_Dataset records_

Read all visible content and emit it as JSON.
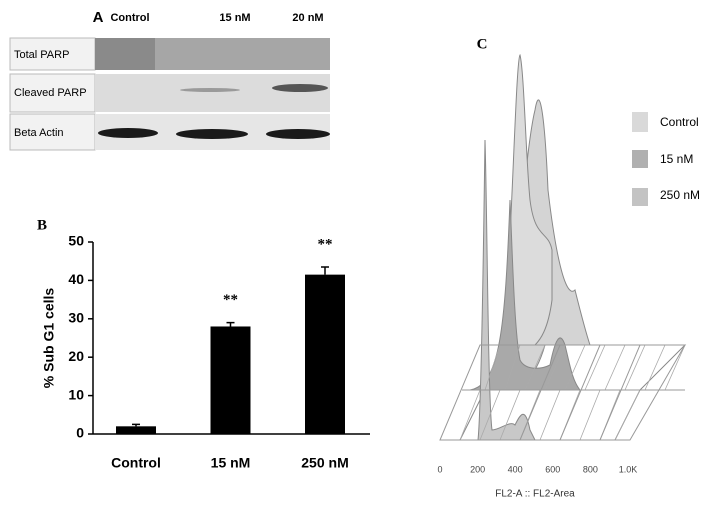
{
  "panel_a": {
    "label": "A",
    "columns": [
      "Control",
      "15 nM",
      "20 nM"
    ],
    "rows": [
      "Total PARP",
      "Cleaved PARP",
      "Beta Actin"
    ]
  },
  "chart_data": {
    "type": "bar",
    "panel_label": "B",
    "ylabel": "% Sub G1 cells",
    "categories": [
      "Control",
      "15 nM",
      "250 nM"
    ],
    "values": [
      2,
      28,
      41.5
    ],
    "errors": [
      0.5,
      1,
      2
    ],
    "color": "#000000",
    "ylim": [
      0,
      50
    ],
    "yticks": [
      0,
      10,
      20,
      30,
      40,
      50
    ],
    "annotations": [
      {
        "x": "15 nM",
        "text": "**"
      },
      {
        "x": "250 nM",
        "text": "**"
      }
    ]
  },
  "panel_c": {
    "label": "C",
    "legend": [
      "Control",
      "15 nM",
      "250 nM"
    ],
    "xtick_labels": [
      "0",
      "200",
      "400",
      "600",
      "800",
      "1.0K"
    ],
    "xlabel": "FL2-A :: FL2-Area"
  }
}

_Exercise aim_
Every record above must be copied exactly, and no picture may appear in the copy.

_Response_
Read all visible content and emit it as JSON.
{
  "panel_a": {
    "label": "A",
    "columns": [
      "Control",
      "15 nM",
      "20 nM"
    ],
    "rows": [
      "Total PARP",
      "Cleaved PARP",
      "Beta Actin"
    ]
  },
  "chart_data": {
    "type": "bar",
    "panel_label": "B",
    "ylabel": "% Sub G1 cells",
    "categories": [
      "Control",
      "15 nM",
      "250 nM"
    ],
    "values": [
      2,
      28,
      41.5
    ],
    "errors": [
      0.5,
      1,
      2
    ],
    "color": "#000000",
    "ylim": [
      0,
      50
    ],
    "yticks": [
      0,
      10,
      20,
      30,
      40,
      50
    ],
    "annotations": [
      {
        "x": "15 nM",
        "text": "**"
      },
      {
        "x": "250 nM",
        "text": "**"
      }
    ]
  },
  "panel_c": {
    "label": "C",
    "legend": [
      "Control",
      "15 nM",
      "250 nM"
    ],
    "xtick_labels": [
      "0",
      "200",
      "400",
      "600",
      "800",
      "1.0K"
    ],
    "xlabel": "FL2-A :: FL2-Area"
  }
}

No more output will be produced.